[Stored records]
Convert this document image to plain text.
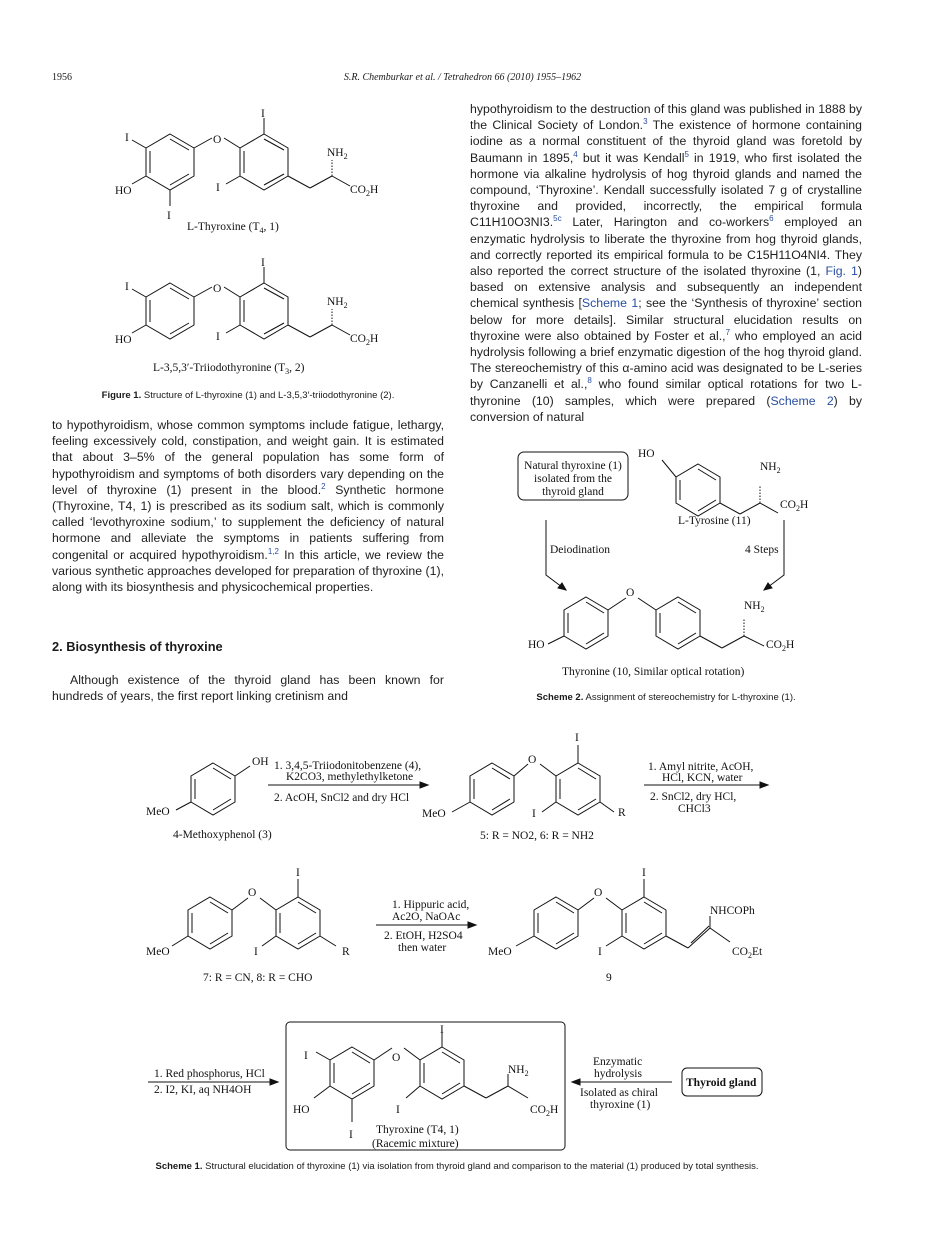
1956	S.R. Chemburkar et al. / Tetrahedron 66 (2010) 1955–1962
I
HO
I
O
I
I
$NH_2$
$CO_2H$
I
HO
O
I
I
$NH_2$
$CO_2H$
HO
$NH_2$
$CO_2H$
O
HO
$NH_2$
$CO_2H$
OH
MeO
O
I
MeO	I	R
O
I
MeO	I	R
O
I
MeO	I
NHCOPh
$CO_2Et$
I
HO
I
O
I
I
$NH_2$
$CO_2H$
L-Thyroxine ($T_4$, 1)
L-3,5,3′-Triiodothyronine ($T_3$, 2)
Natural thyroxine (1)
isolated from the
thyroid gland
L-Tyrosine (11)
Deiodination	4 Steps
Thyronine (10, Similar optical rotation)
4-Methoxyphenol (3)
1. 3,4,5-Triiodonitobenzene (4),
K2CO3, methylethylketone
2. AcOH, SnCl2 and dry HCl
5: R = NO2, 6: R = NH2
1. Amyl nitrite, AcOH,
HCl, KCN, water
2. SnCl2, dry HCl,
CHCl3
7: R = CN, 8: R = CHO
1. Hippuric acid,
Ac2O, NaOAc
2. EtOH, H2SO4
then water
9
1. Red phosphorus, HCl
2. I2, KI, aq NH4OH
Thyroxine (T4, 1)
(Racemic mixture)
Enzymatic
hydrolysis
Isolated as chiral
thyroxine (1)
Thyroid gland
Figure 1. Structure of L-thyroxine (1) and L-3,5,3′-triiodothyronine (2).
Scheme 2. Assignment of stereochemistry for L-thyroxine (1).
Scheme 1. Structural elucidation of thyroxine (1) via isolation from thyroid gland and comparison to the material (1) produced by total synthesis.

to hypothyroidism, whose common symptoms include fatigue, lethargy, feeling excessively cold, constipation, and weight gain. It is estimated that about 3–5% of the general population has some form of hypothyroidism and symptoms of both disorders vary depending on the level of thyroxine (1) present in the blood.$^2$ Synthetic hormone (Thyroxine, T4, 1) is prescribed as its sodium salt, which is commonly called ‘levothyroxine sodium,’ to supplement the deficiency of natural hormone and alleviate the symptoms in patients suffering from congenital or acquired hypothyroidism.$^{1,2}$ In this article, we review the various synthetic approaches developed for preparation of thyroxine (1), along with its biosynthesis and physicochemical properties.

2. Biosynthesis of thyroxine

Although existence of the thyroid gland has been known for hundreds of years, the first report linking cretinism and

hypothyroidism to the destruction of this gland was published in 1888 by the Clinical Society of London.$^3$ The existence of hormone containing iodine as a normal constituent of the thyroid gland was foretold by Baumann in 1895,$^4$ but it was Kendall$^5$ in 1919, who first isolated the hormone via alkaline hydrolysis of hog thyroid glands and named the compound, ‘Thyroxine’. Kendall successfully isolated 7 g of crystalline thyroxine and provided, incorrectly, the empirical formula C11H10O3NI3.$^{5c}$ Later, Harington and co-workers$^6$ employed an enzymatic hydrolysis to liberate the thyroxine from hog thyroid glands, and correctly reported its empirical formula to be C15H11O4NI4. They also reported the correct structure of the isolated thyroxine (1, Fig. 1) based on extensive analysis and subsequently an independent chemical synthesis [Scheme 1; see the ‘Synthesis of thyroxine’ section below for more details]. Similar structural elucidation results on thyroxine were also obtained by Foster et al.,$^7$ who employed an acid hydrolysis following a brief enzymatic digestion of the hog thyroid gland. The stereochemistry of this α-amino acid was designated to be L-series by Canzanelli et al.,$^8$ who found similar optical rotations for two L-thyronine (10) samples, which were prepared (Scheme 2) by conversion of natural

> PROBLEM DESCRIPTION:
The answer must be all the lines above that hold the word "AcOH".

> RESPONSE FOR THIS EXERCISE:
2. AcOH, SnCl2 and dry HCl
1. Amyl nitrite, AcOH,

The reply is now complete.